Listings of box coordinates
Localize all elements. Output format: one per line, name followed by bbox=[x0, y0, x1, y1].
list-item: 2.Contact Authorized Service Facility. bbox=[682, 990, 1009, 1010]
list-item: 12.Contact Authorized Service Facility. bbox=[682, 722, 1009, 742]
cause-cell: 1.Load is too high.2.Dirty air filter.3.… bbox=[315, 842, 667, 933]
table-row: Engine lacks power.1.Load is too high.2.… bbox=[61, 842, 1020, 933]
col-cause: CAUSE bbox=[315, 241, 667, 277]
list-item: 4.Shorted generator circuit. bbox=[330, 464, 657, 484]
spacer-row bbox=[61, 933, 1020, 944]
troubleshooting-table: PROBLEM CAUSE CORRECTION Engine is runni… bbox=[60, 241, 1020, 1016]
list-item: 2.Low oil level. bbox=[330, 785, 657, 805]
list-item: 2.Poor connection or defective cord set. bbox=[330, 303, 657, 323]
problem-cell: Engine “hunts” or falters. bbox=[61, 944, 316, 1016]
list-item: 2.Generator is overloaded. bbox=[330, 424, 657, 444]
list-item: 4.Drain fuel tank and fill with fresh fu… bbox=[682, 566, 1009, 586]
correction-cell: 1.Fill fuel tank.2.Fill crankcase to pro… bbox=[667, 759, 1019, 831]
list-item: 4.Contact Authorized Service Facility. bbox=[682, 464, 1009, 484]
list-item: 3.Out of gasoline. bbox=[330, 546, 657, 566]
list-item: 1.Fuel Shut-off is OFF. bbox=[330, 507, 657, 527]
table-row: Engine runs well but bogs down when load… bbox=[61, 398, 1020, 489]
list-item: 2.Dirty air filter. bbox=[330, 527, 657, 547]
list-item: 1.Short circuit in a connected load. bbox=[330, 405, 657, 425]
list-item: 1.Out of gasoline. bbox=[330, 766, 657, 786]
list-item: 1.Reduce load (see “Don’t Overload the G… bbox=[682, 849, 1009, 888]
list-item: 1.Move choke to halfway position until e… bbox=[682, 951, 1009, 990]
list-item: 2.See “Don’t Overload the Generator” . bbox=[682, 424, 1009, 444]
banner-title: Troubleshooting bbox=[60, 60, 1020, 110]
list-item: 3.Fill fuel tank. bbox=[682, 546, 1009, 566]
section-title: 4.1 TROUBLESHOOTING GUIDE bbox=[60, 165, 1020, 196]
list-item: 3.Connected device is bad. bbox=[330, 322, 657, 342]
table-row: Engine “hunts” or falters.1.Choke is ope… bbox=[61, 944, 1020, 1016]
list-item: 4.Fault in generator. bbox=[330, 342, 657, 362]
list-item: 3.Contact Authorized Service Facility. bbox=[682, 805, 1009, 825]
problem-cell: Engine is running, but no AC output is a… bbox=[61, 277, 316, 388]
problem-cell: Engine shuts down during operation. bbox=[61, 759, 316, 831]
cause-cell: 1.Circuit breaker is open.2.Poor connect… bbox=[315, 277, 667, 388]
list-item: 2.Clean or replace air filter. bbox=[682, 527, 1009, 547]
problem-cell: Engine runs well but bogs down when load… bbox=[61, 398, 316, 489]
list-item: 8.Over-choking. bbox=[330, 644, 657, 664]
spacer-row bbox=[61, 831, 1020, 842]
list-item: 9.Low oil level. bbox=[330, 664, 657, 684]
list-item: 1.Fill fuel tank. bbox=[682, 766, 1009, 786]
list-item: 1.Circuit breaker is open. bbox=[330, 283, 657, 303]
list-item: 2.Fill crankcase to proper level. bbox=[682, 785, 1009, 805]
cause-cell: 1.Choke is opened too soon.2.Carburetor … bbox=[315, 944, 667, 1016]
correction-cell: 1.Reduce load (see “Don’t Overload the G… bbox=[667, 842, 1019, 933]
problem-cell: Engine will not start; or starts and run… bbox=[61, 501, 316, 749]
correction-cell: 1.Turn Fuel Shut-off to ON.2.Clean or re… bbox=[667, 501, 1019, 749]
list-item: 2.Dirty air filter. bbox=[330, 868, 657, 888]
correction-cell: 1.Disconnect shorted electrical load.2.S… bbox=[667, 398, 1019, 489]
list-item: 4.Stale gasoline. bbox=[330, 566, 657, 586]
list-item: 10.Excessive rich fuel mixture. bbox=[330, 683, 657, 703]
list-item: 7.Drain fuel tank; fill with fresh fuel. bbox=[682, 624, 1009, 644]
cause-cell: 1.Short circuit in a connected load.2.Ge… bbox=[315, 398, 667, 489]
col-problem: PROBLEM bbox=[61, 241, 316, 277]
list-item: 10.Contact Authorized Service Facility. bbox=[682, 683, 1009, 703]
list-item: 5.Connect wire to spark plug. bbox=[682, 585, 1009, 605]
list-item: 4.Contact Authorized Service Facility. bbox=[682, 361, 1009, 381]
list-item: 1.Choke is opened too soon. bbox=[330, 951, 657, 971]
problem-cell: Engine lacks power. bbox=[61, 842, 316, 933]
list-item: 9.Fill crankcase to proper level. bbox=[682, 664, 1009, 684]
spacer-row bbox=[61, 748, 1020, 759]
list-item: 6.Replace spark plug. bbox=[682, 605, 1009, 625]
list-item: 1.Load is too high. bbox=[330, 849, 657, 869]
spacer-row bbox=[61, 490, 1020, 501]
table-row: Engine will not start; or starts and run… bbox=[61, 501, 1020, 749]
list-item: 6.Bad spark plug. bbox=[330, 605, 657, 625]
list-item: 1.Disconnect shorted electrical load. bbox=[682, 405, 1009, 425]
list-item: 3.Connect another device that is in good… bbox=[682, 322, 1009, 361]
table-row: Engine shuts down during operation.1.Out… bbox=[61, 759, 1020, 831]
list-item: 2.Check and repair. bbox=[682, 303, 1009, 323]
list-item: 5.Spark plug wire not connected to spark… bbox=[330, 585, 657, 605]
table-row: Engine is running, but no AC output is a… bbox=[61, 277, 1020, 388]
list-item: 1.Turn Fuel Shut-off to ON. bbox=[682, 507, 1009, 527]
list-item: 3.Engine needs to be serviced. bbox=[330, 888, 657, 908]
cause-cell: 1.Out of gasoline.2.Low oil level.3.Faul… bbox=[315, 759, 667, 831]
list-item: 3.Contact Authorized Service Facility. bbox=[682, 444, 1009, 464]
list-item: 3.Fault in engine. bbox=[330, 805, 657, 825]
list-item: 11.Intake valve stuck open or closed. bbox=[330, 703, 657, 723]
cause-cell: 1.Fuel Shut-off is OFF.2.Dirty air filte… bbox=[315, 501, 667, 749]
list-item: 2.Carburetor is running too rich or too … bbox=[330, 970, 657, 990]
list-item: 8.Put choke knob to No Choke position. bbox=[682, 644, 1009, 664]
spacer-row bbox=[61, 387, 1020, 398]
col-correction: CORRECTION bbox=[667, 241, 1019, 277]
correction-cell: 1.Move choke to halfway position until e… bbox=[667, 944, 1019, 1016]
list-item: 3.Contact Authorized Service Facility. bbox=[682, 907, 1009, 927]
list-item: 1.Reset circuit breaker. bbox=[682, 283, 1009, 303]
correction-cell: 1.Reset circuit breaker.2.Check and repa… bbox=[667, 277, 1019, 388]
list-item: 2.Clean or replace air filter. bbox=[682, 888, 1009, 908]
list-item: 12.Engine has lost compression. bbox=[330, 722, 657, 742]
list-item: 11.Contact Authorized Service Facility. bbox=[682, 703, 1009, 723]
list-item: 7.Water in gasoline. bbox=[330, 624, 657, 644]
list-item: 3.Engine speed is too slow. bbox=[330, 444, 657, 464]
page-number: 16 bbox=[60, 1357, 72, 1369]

→ Goal: Pick out and copy every line above that contains the string "device". Case counts.

→ Full solution:
list-item: 3.Connected device is bad. bbox=[330, 322, 657, 342]
list-item: 3.Connect another device that is in good… bbox=[682, 322, 1009, 361]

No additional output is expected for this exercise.